[Aim of the task] Return, word for word, the part of the lobar emphysema passage that opens with the words containing "Congenital lobar emphysema is" and closes with "over obstructive emphysema.".

Our patient presented with respiratory distress and had unilateral hyperlucent lung. The common differentials to be considered in case of unilateral hyperlucent lung in children are pneumothorax, congenital lobar emphysema, pneumatocele, congenital lung cyst, diaphragmatic hernia and obstructive lobar emphysema. It is difficult to differentiate between congenital lobar emphysema and obstructive lobar emphysema on chest radiograph. Cross sectional imaging like CT or MR is required to differentiate between congenital lobar emphysema and obstructive lobar emphysema [5].

Congenital lobar emphysema is characterized by the overinflation of a pulmonary lobe. Exact aetiology is uncertain in almost 50% of cases, congenital cartilage defect or absence may be seen in 25% of cases. In the rest of the 25% of cases, varied aetiologies leading to intrinsic bronchial obstruction could be identified [6]. On the contrary, obstructive lobar emphysema could result either due to endobronchial obstruction like foreign body, mucus plugs or due to extrinsic compression from any mediastinal lesions like lymph nodes, mediastinal cyst, and vascular anomalies [2]. Multilobar involvement of the same lung is also favour congenital lobar emphysema over obstructive emphysema.

[Data listing]
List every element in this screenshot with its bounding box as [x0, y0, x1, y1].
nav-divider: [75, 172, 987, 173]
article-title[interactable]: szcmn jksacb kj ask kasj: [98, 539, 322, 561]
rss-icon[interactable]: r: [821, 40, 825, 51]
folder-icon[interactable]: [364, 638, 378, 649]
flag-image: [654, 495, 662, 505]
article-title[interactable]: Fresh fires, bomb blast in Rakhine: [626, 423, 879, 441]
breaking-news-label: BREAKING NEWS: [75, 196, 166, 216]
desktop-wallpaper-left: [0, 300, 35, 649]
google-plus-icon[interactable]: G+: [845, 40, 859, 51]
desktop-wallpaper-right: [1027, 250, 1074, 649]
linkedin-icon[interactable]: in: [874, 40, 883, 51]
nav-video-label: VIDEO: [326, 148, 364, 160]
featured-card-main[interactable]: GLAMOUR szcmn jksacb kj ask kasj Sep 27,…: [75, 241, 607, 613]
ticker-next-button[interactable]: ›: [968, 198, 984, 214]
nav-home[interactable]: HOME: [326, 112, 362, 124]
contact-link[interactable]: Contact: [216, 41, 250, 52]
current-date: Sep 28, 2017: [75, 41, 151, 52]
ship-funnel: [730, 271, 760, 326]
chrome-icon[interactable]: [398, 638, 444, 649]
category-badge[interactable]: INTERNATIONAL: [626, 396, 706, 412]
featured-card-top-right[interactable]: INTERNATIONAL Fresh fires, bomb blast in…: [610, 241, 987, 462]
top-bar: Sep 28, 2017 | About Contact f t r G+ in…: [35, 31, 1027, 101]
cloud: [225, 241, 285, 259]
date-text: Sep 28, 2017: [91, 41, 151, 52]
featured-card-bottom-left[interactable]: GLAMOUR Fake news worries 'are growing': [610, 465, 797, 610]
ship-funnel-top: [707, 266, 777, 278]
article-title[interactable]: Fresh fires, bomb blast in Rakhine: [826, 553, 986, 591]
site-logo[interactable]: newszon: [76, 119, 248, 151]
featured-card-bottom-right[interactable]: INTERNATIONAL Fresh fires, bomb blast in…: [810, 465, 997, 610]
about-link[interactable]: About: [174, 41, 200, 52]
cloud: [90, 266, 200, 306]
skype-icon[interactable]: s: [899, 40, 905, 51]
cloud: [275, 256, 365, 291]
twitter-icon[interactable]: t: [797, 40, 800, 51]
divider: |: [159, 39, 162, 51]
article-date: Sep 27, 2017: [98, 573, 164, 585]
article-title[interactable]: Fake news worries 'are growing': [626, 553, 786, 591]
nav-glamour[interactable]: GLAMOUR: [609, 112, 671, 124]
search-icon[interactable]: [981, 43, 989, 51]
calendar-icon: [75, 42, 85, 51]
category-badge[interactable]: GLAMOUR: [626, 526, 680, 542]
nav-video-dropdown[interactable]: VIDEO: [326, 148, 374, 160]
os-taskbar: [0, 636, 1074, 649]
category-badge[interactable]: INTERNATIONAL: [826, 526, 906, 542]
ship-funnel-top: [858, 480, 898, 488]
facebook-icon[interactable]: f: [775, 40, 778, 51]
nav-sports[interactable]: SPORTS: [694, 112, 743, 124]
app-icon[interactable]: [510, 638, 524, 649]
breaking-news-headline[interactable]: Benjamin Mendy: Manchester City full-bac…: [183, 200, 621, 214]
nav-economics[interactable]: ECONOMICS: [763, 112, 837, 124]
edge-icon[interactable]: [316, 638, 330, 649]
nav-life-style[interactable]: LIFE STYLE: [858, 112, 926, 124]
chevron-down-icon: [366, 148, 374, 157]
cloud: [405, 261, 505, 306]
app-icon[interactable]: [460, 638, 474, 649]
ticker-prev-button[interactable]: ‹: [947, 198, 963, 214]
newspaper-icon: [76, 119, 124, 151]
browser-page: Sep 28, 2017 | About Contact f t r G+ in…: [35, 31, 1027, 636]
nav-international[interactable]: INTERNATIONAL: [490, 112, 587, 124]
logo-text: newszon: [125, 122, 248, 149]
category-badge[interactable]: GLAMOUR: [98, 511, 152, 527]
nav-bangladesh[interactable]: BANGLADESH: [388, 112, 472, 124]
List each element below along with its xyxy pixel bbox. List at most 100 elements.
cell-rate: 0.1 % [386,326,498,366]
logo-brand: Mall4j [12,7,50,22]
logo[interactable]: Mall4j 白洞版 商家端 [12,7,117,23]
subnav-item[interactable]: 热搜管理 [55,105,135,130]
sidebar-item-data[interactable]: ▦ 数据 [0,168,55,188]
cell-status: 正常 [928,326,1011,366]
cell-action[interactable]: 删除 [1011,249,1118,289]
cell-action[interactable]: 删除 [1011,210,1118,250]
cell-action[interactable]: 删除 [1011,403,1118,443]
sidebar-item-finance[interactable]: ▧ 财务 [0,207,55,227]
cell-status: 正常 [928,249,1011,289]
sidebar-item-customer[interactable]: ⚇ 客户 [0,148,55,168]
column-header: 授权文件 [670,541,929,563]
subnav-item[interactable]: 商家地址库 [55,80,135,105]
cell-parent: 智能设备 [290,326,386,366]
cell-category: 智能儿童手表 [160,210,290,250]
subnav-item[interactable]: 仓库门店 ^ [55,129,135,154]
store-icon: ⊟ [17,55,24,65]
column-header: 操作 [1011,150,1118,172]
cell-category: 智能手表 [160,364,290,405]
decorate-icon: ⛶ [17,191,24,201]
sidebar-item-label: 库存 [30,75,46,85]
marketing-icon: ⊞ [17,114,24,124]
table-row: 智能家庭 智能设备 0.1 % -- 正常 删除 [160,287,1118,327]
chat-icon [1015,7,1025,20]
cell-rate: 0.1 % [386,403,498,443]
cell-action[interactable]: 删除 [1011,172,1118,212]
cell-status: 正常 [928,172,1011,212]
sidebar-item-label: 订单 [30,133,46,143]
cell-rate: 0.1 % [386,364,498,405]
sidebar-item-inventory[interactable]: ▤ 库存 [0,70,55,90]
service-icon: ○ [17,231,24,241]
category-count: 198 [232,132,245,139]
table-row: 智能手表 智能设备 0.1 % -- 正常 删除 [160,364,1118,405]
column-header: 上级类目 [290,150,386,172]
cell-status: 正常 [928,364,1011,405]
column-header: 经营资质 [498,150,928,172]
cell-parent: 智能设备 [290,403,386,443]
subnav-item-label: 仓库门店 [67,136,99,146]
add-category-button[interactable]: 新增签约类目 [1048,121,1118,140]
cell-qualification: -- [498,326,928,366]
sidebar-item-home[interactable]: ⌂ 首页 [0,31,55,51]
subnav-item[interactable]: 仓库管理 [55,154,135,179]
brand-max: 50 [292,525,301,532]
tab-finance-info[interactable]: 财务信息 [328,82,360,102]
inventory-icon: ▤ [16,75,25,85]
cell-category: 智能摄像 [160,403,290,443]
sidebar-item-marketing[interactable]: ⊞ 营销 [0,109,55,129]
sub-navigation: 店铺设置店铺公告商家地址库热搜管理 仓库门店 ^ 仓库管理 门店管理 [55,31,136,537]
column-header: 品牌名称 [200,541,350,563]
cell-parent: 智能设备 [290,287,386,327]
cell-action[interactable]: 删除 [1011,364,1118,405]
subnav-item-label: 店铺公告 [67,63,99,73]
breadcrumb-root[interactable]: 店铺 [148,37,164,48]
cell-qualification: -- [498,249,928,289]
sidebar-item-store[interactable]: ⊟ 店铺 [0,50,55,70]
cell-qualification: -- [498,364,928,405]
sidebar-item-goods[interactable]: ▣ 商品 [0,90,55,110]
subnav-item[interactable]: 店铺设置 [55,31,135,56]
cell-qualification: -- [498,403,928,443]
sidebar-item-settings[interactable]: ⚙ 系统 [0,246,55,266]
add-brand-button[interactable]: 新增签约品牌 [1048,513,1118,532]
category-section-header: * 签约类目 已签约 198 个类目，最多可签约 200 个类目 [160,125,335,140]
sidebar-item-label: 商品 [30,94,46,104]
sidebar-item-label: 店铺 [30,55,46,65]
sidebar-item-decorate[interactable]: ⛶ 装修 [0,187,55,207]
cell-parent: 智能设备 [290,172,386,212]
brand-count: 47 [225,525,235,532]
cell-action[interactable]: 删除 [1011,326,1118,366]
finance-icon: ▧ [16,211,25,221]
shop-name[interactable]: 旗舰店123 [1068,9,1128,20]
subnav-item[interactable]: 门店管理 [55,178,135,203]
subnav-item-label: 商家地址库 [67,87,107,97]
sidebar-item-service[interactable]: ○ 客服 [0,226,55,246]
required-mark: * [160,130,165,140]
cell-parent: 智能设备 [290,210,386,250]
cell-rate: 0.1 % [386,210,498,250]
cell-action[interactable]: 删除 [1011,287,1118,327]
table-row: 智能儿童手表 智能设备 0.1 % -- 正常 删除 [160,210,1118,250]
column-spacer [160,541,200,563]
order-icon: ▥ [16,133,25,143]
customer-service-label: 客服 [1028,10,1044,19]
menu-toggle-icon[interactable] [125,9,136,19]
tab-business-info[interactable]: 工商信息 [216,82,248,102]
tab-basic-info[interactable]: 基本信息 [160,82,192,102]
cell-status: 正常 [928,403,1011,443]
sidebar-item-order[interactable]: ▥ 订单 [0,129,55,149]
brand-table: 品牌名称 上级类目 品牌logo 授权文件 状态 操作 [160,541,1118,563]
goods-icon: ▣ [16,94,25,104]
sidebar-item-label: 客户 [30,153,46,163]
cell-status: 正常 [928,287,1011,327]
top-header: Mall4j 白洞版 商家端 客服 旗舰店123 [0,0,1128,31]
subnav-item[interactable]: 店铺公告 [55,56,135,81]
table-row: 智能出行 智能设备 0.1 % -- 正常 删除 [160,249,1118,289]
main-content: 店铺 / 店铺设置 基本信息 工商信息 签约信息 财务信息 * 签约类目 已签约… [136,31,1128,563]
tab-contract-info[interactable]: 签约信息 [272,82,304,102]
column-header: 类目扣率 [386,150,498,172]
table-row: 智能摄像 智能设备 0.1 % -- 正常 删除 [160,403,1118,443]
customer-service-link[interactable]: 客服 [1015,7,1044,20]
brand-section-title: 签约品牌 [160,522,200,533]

[Output]
Congenital lobar emphysema is characterized by the overinflation of a pulmonary lobe. Exact aetiology is uncertain in almost 50% of cases, congenital cartilage defect or absence may be seen in 25% of cases. In the rest of the 25% of cases, varied aetiologies leading to intrinsic bronchial obstruction could be identified [6]. On the contrary, obstructive lobar emphysema could result either due to endobronchial obstruction like foreign body, mucus plugs or due to extrinsic compression from any mediastinal lesions like lymph nodes, mediastinal cyst, and vascular anomalies [2]. Multilobar involvement of the same lung is also favour congenital lobar emphysema over obstructive emphysema.